Given problem —
Among the records that follow, count the lines with the string "spinner"; report only that count.

---- Records for the task

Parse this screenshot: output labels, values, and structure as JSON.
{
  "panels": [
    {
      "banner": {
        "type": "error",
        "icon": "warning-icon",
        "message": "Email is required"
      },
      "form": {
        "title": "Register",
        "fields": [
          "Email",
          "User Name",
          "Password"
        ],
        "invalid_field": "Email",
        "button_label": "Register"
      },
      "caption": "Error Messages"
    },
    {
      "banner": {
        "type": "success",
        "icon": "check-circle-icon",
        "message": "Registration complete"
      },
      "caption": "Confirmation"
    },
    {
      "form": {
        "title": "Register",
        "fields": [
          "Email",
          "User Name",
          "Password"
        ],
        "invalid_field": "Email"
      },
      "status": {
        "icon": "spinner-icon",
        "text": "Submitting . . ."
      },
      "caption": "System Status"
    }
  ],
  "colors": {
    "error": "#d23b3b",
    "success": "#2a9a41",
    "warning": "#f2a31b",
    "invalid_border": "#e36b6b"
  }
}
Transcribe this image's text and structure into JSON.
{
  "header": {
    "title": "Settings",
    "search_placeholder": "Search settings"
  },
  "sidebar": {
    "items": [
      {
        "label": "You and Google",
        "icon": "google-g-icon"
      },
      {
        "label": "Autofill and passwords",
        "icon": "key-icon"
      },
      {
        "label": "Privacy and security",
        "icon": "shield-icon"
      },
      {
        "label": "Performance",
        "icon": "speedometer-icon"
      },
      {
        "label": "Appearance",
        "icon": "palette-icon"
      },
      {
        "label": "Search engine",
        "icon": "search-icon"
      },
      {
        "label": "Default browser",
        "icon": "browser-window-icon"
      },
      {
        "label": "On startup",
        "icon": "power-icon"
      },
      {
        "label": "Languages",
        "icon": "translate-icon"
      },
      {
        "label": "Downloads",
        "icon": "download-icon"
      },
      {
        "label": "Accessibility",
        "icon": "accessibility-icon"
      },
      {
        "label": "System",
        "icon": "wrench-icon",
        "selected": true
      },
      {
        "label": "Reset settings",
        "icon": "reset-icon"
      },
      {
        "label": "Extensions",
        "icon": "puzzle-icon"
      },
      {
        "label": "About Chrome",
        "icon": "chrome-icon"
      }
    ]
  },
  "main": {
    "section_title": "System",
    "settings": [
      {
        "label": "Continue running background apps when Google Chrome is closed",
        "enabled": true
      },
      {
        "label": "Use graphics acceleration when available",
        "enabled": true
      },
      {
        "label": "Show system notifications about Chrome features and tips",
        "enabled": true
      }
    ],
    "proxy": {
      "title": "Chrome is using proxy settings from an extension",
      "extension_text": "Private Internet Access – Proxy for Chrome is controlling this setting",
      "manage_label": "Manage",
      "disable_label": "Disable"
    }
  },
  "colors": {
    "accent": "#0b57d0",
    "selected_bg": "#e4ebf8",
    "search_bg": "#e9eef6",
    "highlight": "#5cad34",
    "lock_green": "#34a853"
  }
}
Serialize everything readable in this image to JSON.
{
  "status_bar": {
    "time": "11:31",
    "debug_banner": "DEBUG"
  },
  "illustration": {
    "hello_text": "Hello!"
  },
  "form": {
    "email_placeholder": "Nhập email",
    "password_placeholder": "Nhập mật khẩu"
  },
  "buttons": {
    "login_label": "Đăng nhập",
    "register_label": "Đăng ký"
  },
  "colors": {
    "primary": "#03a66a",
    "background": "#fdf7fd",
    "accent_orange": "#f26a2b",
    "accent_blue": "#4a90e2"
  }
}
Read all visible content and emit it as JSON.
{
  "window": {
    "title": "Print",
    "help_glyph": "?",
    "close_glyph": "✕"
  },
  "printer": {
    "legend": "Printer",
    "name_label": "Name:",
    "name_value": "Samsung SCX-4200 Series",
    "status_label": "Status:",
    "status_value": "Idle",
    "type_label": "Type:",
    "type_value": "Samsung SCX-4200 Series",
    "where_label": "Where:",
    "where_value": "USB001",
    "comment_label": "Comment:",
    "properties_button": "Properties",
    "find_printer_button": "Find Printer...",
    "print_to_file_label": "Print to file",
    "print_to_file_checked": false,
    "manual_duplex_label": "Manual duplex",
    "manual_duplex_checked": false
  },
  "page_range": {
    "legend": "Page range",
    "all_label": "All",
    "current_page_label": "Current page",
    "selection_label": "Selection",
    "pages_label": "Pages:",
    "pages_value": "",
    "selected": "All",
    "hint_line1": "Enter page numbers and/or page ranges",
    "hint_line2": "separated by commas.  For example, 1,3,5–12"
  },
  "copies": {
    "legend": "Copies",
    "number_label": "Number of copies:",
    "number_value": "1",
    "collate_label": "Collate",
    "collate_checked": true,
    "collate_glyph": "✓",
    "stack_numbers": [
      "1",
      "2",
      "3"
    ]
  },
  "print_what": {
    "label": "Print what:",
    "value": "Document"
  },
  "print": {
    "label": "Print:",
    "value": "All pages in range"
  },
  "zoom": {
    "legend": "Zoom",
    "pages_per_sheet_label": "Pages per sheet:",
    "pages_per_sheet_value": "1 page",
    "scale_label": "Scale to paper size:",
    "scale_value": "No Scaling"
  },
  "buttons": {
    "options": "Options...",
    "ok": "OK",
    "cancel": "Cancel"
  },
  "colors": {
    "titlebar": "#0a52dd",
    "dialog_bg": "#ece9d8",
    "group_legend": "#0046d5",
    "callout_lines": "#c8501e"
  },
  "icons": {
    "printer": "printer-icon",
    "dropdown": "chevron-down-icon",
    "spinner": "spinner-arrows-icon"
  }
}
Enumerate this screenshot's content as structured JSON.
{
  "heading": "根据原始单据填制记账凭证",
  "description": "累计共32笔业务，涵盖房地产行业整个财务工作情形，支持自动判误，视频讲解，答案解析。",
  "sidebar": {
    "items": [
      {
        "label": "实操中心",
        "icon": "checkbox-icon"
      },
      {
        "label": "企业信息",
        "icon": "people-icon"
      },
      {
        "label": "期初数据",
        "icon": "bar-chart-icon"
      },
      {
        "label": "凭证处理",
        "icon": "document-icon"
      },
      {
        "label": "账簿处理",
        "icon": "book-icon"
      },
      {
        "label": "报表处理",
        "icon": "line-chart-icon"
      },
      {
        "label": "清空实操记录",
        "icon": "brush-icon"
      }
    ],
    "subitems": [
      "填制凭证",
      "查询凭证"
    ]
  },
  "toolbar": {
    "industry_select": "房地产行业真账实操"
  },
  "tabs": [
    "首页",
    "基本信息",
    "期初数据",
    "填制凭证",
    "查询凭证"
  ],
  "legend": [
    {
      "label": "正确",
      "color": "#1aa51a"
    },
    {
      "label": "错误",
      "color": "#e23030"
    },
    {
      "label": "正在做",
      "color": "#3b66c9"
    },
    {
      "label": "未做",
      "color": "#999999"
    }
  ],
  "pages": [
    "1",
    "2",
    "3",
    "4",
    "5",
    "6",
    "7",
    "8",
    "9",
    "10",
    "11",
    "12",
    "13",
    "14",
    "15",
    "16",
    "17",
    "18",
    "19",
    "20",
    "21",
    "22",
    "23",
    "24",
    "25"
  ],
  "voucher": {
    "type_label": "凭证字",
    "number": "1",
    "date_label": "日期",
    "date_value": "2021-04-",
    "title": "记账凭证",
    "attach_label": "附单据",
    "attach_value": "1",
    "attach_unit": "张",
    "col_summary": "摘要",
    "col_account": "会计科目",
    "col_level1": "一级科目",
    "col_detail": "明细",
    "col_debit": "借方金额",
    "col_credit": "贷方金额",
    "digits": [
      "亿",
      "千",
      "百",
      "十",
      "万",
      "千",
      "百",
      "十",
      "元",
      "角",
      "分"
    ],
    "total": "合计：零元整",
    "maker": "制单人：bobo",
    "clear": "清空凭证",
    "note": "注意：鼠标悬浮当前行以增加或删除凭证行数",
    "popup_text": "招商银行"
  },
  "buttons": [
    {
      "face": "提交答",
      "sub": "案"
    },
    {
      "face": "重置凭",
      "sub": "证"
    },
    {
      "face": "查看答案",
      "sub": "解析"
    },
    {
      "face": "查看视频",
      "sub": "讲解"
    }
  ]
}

--------

Completed exercise —
2